Description of the task: Gather all lines in the records below that include the word "ffffff".

___

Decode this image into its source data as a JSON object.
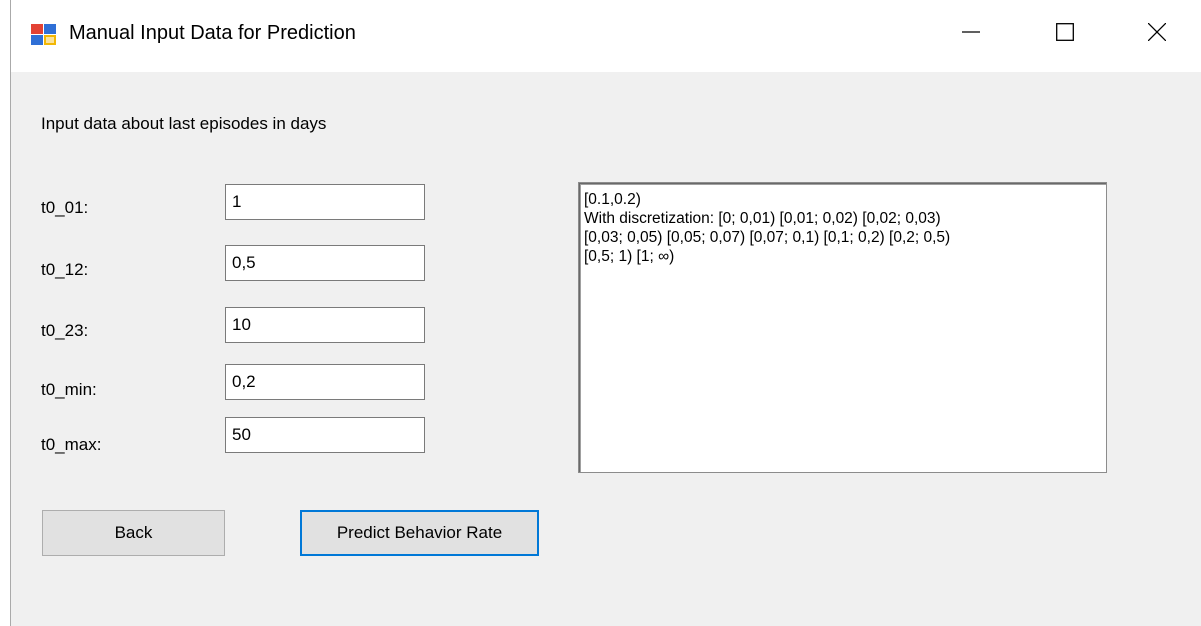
{
  "window": {
    "title": "Manual Input Data for Prediction",
    "icons": {
      "app": "app-form-icon",
      "minimize": "minimize-icon",
      "maximize": "maximize-icon",
      "close": "close-icon"
    }
  },
  "form": {
    "instruction": "Input data about last episodes in days",
    "fields": [
      {
        "label": "t0_01:",
        "value": "1"
      },
      {
        "label": "t0_12:",
        "value": "0,5"
      },
      {
        "label": "t0_23:",
        "value": "10"
      },
      {
        "label": "t0_min:",
        "value": "0,2"
      },
      {
        "label": "t0_max:",
        "value": "50"
      }
    ],
    "output_text": "[0.1,0.2)\nWith discretization: [0; 0,01) [0,01; 0,02) [0,02; 0,03)\n[0,03; 0,05) [0,05; 0,07) [0,07; 0,1) [0,1; 0,2) [0,2; 0,5)\n[0,5; 1) [1; ∞)"
  },
  "buttons": {
    "back_label": "Back",
    "predict_label": "Predict Behavior Rate"
  },
  "colors": {
    "window_background": "#f0f0f0",
    "titlebar_background": "#ffffff",
    "focus_accent": "#0078d7"
  }
}
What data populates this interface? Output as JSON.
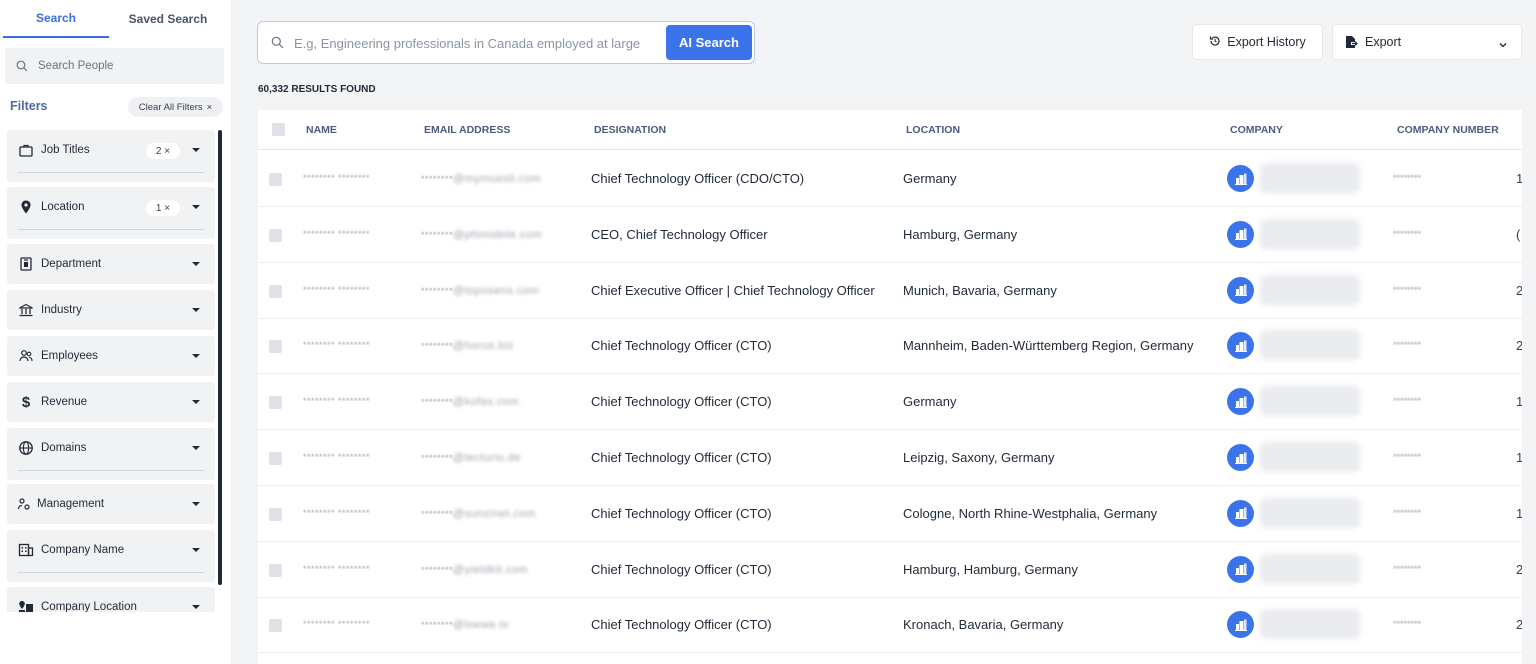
{
  "sidebar": {
    "tabs": {
      "search": "Search",
      "saved": "Saved Search"
    },
    "search_placeholder": "Search People",
    "filters_label": "Filters",
    "clear_all": "Clear All Filters",
    "clear_x": "×",
    "filters": [
      {
        "label": "Job Titles",
        "icon": "briefcase-icon",
        "count": "2 ×"
      },
      {
        "label": "Location",
        "icon": "location-pin-icon",
        "count": "1 ×"
      },
      {
        "label": "Department",
        "icon": "department-icon"
      },
      {
        "label": "Industry",
        "icon": "bank-icon"
      },
      {
        "label": "Employees",
        "icon": "people-icon"
      },
      {
        "label": "Revenue",
        "icon": "dollar-icon"
      },
      {
        "label": "Domains",
        "icon": "globe-icon"
      },
      {
        "label": "Management",
        "icon": "management-icon"
      },
      {
        "label": "Company Name",
        "icon": "building-icon"
      },
      {
        "label": "Company Location",
        "icon": "company-location-icon"
      }
    ]
  },
  "main": {
    "ai_search": {
      "placeholder": "E.g, Engineering professionals in Canada employed at large",
      "button": "AI Search"
    },
    "export_history": "Export History",
    "export": "Export",
    "results_count": "60,332 RESULTS FOUND",
    "columns": [
      "NAME",
      "EMAIL ADDRESS",
      "DESIGNATION",
      "LOCATION",
      "COMPANY",
      "COMPANY NUMBER"
    ],
    "rows": [
      {
        "name": "******** ********",
        "email_prefix": "********",
        "email_domain": "@mymuesli.com",
        "designation": "Chief Technology Officer (CDO/CTO)",
        "location": "Germany",
        "company_number": "********",
        "edge": "1"
      },
      {
        "name": "******** ********",
        "email_prefix": "********",
        "email_domain": "@phimobile.com",
        "designation": "CEO, Chief Technology Officer",
        "location": "Hamburg, Germany",
        "company_number": "********",
        "edge": "("
      },
      {
        "name": "******** ********",
        "email_prefix": "********",
        "email_domain": "@toposens.com",
        "designation": "Chief Executive Officer | Chief Technology Officer",
        "location": "Munich, Bavaria, Germany",
        "company_number": "********",
        "edge": "2"
      },
      {
        "name": "******** ********",
        "email_prefix": "********",
        "email_domain": "@horus.biz",
        "designation": "Chief Technology Officer (CTO)",
        "location": "Mannheim, Baden-Württemberg Region, Germany",
        "company_number": "********",
        "edge": "2"
      },
      {
        "name": "******** ********",
        "email_prefix": "********",
        "email_domain": "@kofax.com",
        "designation": "Chief Technology Officer (CTO)",
        "location": "Germany",
        "company_number": "********",
        "edge": "1"
      },
      {
        "name": "******** ********",
        "email_prefix": "********",
        "email_domain": "@lecturio.de",
        "designation": "Chief Technology Officer (CTO)",
        "location": "Leipzig, Saxony, Germany",
        "company_number": "********",
        "edge": "1"
      },
      {
        "name": "******** ********",
        "email_prefix": "********",
        "email_domain": "@sunzinet.com",
        "designation": "Chief Technology Officer (CTO)",
        "location": "Cologne, North Rhine-Westphalia, Germany",
        "company_number": "********",
        "edge": "1"
      },
      {
        "name": "******** ********",
        "email_prefix": "********",
        "email_domain": "@yieldkit.com",
        "designation": "Chief Technology Officer (CTO)",
        "location": "Hamburg, Hamburg, Germany",
        "company_number": "********",
        "edge": "2"
      },
      {
        "name": "******** ********",
        "email_prefix": "********",
        "email_domain": "@loewe.tv",
        "designation": "Chief Technology Officer (CTO)",
        "location": "Kronach, Bavaria, Germany",
        "company_number": "********",
        "edge": "2"
      }
    ]
  },
  "colors": {
    "accent": "#3b74ea",
    "tab_active": "#3b6fe0",
    "sidebar_bg": "#ffffff",
    "main_bg": "#f3f4f6"
  }
}
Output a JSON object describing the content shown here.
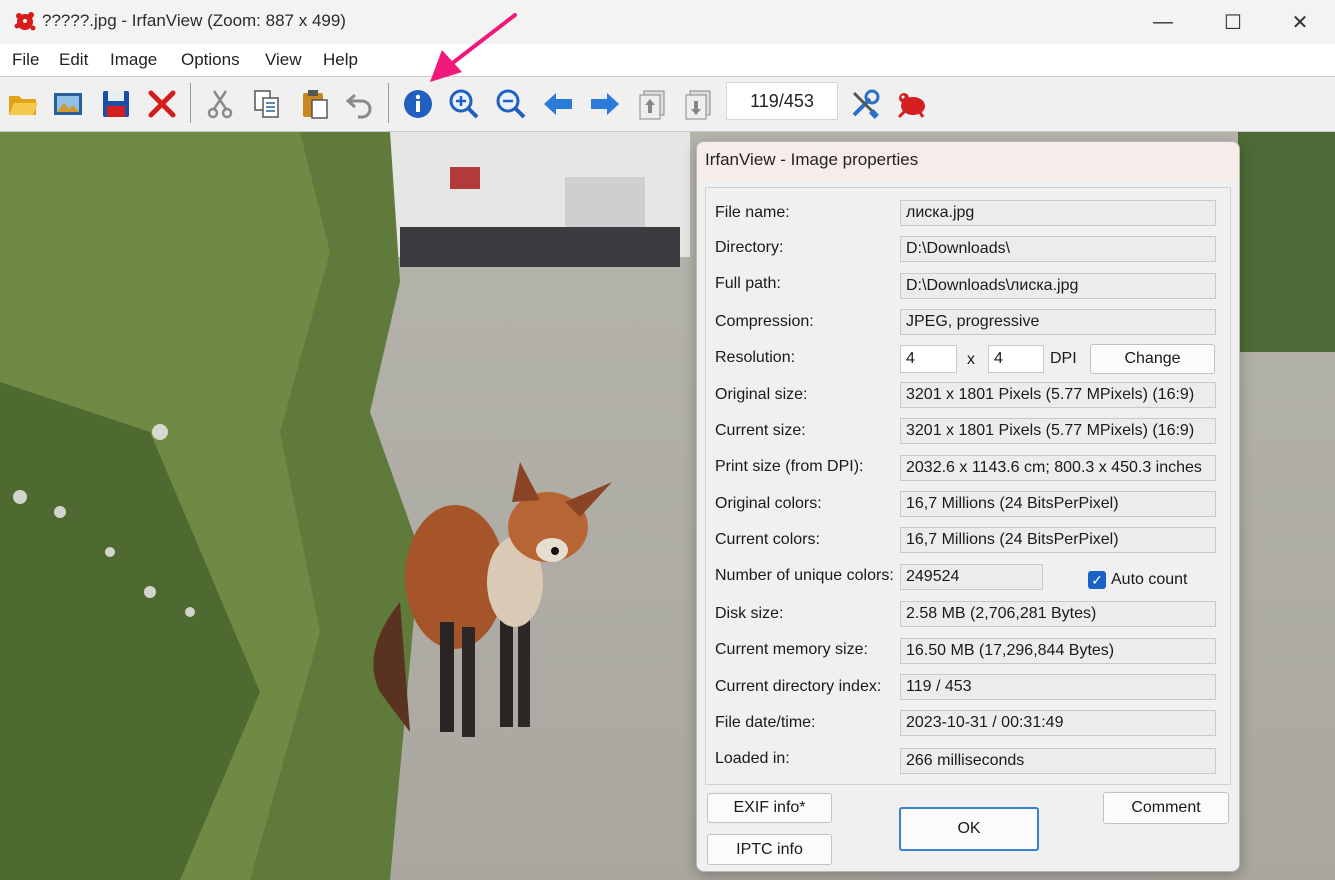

___

Written response:
    "titlebar_background": "#ffffff",
    "sidebar_bg": "#ffffff",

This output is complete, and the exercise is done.